* **Task description**
Each line containing the word "medicinal" should be found and copied.

* **Dataset excerpts**
══════════════════════════════

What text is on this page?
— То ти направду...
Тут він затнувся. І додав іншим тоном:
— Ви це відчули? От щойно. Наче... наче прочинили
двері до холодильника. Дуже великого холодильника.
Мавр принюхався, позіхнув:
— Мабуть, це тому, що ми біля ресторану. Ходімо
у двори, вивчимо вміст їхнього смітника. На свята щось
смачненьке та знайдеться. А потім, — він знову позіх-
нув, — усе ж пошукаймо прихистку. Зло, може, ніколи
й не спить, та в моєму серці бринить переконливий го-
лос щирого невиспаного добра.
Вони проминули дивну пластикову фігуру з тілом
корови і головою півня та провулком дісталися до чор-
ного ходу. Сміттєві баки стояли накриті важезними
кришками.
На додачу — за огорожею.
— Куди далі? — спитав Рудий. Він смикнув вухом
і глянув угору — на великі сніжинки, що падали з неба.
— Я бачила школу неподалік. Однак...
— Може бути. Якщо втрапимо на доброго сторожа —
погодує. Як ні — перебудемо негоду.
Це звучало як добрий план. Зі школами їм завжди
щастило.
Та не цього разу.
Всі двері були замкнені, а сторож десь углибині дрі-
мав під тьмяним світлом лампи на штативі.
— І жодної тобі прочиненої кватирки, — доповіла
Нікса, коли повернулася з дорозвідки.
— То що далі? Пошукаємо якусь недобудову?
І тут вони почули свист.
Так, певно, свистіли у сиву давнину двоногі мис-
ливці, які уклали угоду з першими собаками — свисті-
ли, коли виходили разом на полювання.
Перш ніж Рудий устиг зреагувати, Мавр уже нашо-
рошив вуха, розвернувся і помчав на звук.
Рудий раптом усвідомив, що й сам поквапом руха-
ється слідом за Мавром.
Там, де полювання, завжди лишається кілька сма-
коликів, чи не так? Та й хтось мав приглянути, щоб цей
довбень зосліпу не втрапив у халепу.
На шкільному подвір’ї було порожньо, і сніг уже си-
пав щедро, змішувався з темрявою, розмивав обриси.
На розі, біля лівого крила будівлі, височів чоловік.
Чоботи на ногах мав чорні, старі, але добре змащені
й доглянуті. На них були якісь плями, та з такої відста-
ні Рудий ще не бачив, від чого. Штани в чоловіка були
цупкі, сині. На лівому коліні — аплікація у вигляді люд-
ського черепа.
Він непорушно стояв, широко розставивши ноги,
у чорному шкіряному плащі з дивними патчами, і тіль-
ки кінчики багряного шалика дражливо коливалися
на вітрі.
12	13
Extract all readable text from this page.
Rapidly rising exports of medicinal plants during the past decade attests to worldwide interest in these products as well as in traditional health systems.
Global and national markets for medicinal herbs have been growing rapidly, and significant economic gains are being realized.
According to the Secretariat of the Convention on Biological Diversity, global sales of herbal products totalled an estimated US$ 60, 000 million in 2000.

══════════════════════════════

* **Written response**
Rapidly rising exports of medicinal plants during the past decade attests to worldwide interest in these products as well as in traditional health systems.
Global and national markets for medicinal herbs have been growing rapidly, and significant economic gains are being realized.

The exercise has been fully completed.